▶ _Challenge_
Your task is to repeat the lines below exactly, excluding any pictures they contain.

▶ _Record extracts_

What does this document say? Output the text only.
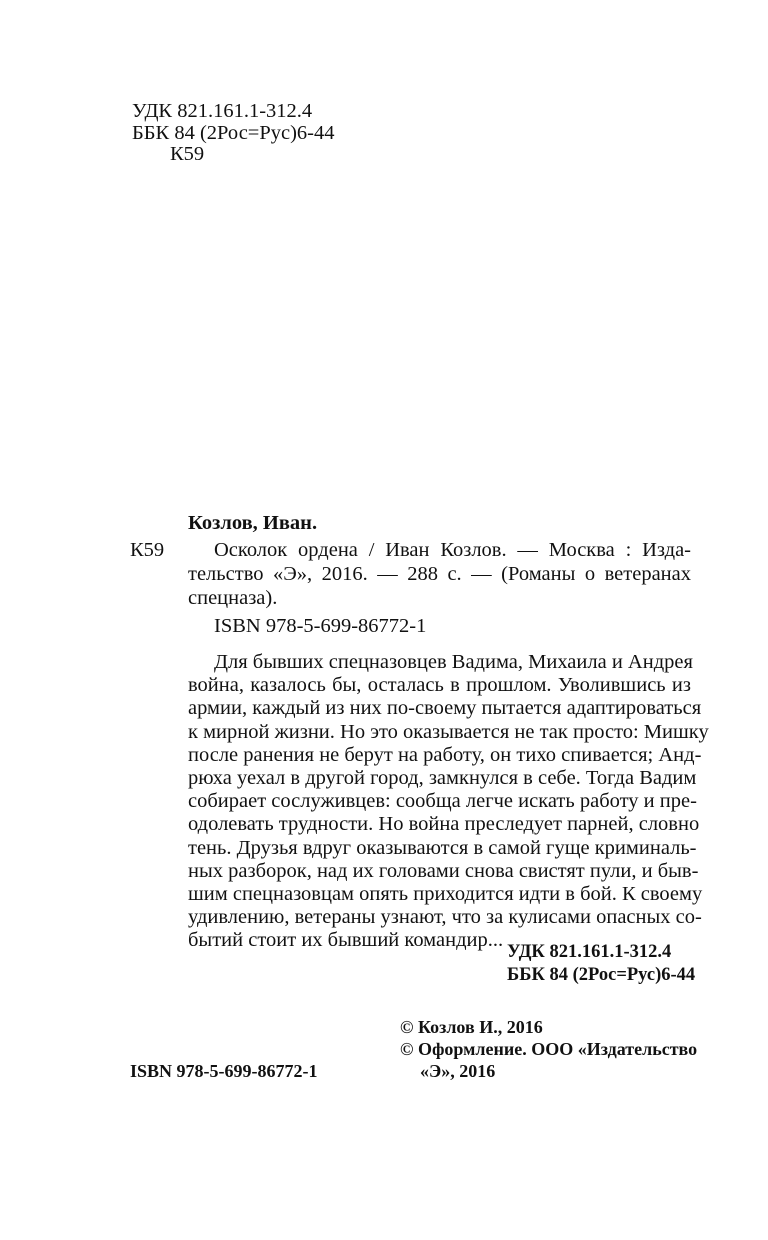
УДК 821.161.1-312.4
ББК 84 (2Рос=Рус)6-44
К59
Козлов, Иван.
К59 Осколок ордена / Иван Козлов. — Москва : Изда-
тельство «Э», 2016. — 288 с. — (Романы о ветеранах
спецназа).
ISBN 978-5-699-86772-1
Для бывших спецназовцев Вадима, Михаила и Андрея
война, казалось бы, осталась в прошлом. Уволившись из
армии, каждый из них по-своему пытается адаптироваться
к мирной жизни. Но это оказывается не так просто: Мишку
после ранения не берут на работу, он тихо спивается; Анд-
рюха уехал в другой город, замкнулся в себе. Тогда Вадим
собирает сослуживцев: сообща легче искать работу и пре-
одолевать трудности. Но война преследует парней, словно
тень. Друзья вдруг оказываются в самой гуще криминаль-
ных разборок, над их головами снова свистят пули, и быв-
шим спецназовцам опять приходится идти в бой. К своему
удивлению, ветераны узнают, что за кулисами опасных со-
бытий стоит их бывший командир...
УДК 821.161.1-312.4
ББК 84 (2Рос=Рус)6-44
© Козлов И., 2016
© Оформление. ООО «Издательство
«Э», 2016
ISBN 978-5-699-86772-1
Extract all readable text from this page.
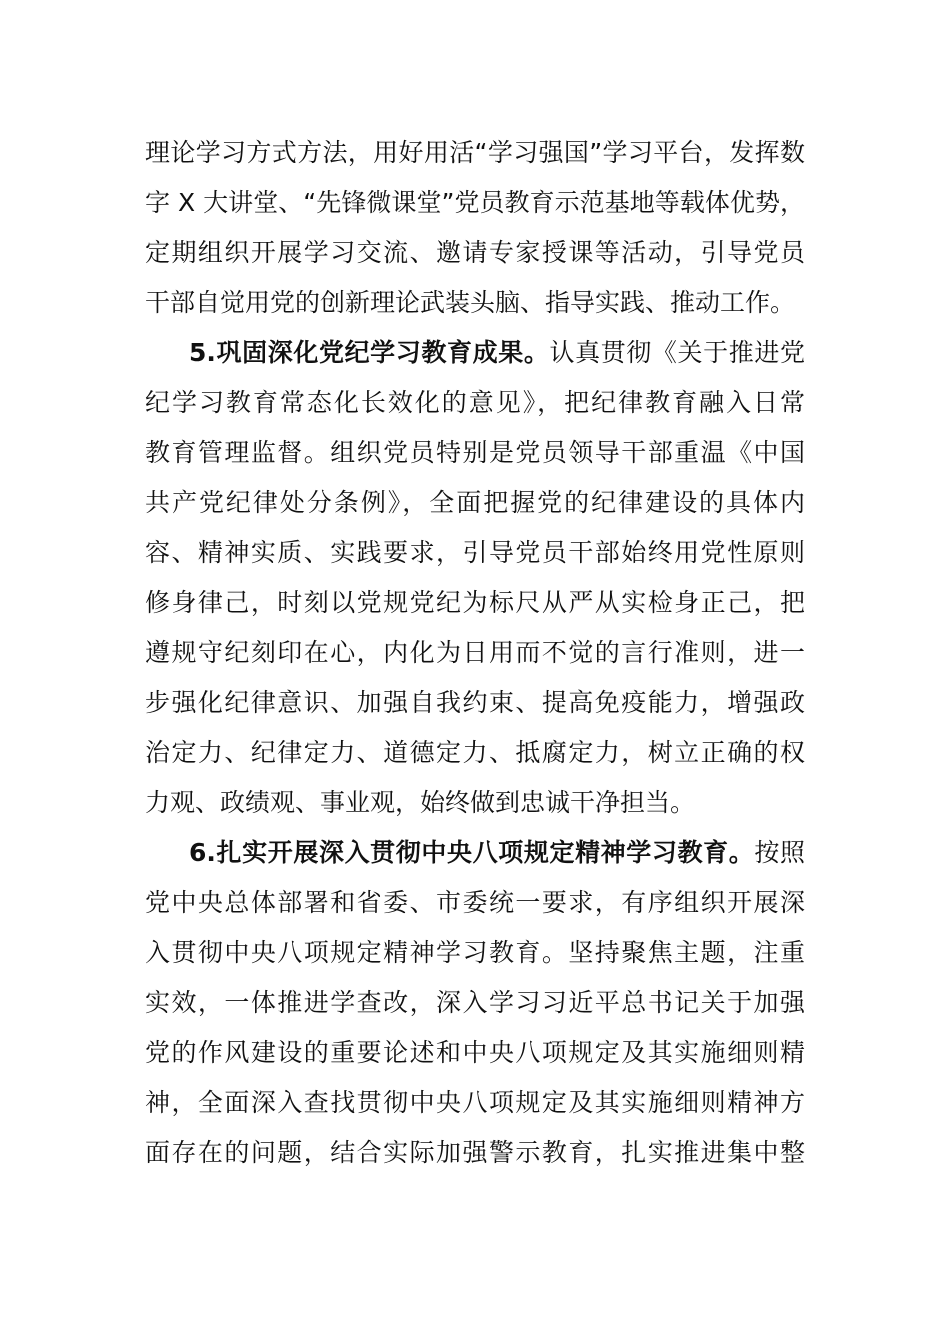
理论学习方式方法，用好用活“学习强国”学习平台，发挥数
字 X 大讲堂、“先锋微课堂”党员教育示范基地等载体优势，
定期组织开展学习交流、邀请专家授课等活动，引导党员
干部自觉用党的创新理论武装头脑、指导实践、推动工作。
5.巩固深化党纪学习教育成果。认真贯彻《关于推进党
纪学习教育常态化长效化的意见》，把纪律教育融入日常
教育管理监督。组织党员特别是党员领导干部重温《中国
共产党纪律处分条例》，全面把握党的纪律建设的具体内
容、精神实质、实践要求，引导党员干部始终用党性原则
修身律己，时刻以党规党纪为标尺从严从实检身正己，把
遵规守纪刻印在心，内化为日用而不觉的言行准则，进一
步强化纪律意识、加强自我约束、提高免疫能力，增强政
治定力、纪律定力、道德定力、抵腐定力，树立正确的权
力观、政绩观、事业观，始终做到忠诚干净担当。
6.扎实开展深入贯彻中央八项规定精神学习教育。按照
党中央总体部署和省委、市委统一要求，有序组织开展深
入贯彻中央八项规定精神学习教育。坚持聚焦主题，注重
实效，一体推进学查改，深入学习习近平总书记关于加强
党的作风建设的重要论述和中央八项规定及其实施细则精
神，全面深入查找贯彻中央八项规定及其实施细则精神方
面存在的问题，结合实际加强警示教育，扎实推进集中整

▶ _Exercise output_
What does this document say? Output the text only.
УДК 821.161.1-312.4
ББК 84 (2Рос=Рус)6-44
К59
Козлов, Иван.
К59 Осколок ордена / Иван Козлов. — Москва : Изда-
тельство «Э», 2016. — 288 с. — (Романы о ветеранах
спецназа).
ISBN 978-5-699-86772-1
Для бывших спецназовцев Вадима, Михаила и Андрея
война, казалось бы, осталась в прошлом. Уволившись из
армии, каждый из них по-своему пытается адаптироваться
к мирной жизни. Но это оказывается не так просто: Мишку
после ранения не берут на работу, он тихо спивается; Анд-
рюха уехал в другой город, замкнулся в себе. Тогда Вадим
собирает сослуживцев: сообща легче искать работу и пре-
одолевать трудности. Но война преследует парней, словно
тень. Друзья вдруг оказываются в самой гуще криминаль-
ных разборок, над их головами снова свистят пули, и быв-
шим спецназовцам опять приходится идти в бой. К своему
удивлению, ветераны узнают, что за кулисами опасных со-
бытий стоит их бывший командир...
УДК 821.161.1-312.4
ББК 84 (2Рос=Рус)6-44
© Козлов И., 2016
© Оформление. ООО «Издательство
«Э», 2016
ISBN 978-5-699-86772-1
Extract all readable text from this page.
理论学习方式方法，用好用活“学习强国”学习平台，发挥数
字 X 大讲堂、“先锋微课堂”党员教育示范基地等载体优势，
定期组织开展学习交流、邀请专家授课等活动，引导党员
干部自觉用党的创新理论武装头脑、指导实践、推动工作。
5.巩固深化党纪学习教育成果。认真贯彻《关于推进党
纪学习教育常态化长效化的意见》，把纪律教育融入日常
教育管理监督。组织党员特别是党员领导干部重温《中国
共产党纪律处分条例》，全面把握党的纪律建设的具体内
容、精神实质、实践要求，引导党员干部始终用党性原则
修身律己，时刻以党规党纪为标尺从严从实检身正己，把
遵规守纪刻印在心，内化为日用而不觉的言行准则，进一
步强化纪律意识、加强自我约束、提高免疫能力，增强政
治定力、纪律定力、道德定力、抵腐定力，树立正确的权
力观、政绩观、事业观，始终做到忠诚干净担当。
6.扎实开展深入贯彻中央八项规定精神学习教育。按照
党中央总体部署和省委、市委统一要求，有序组织开展深
入贯彻中央八项规定精神学习教育。坚持聚焦主题，注重
实效，一体推进学查改，深入学习习近平总书记关于加强
党的作风建设的重要论述和中央八项规定及其实施细则精
神，全面深入查找贯彻中央八项规定及其实施细则精神方
面存在的问题，结合实际加强警示教育，扎实推进集中整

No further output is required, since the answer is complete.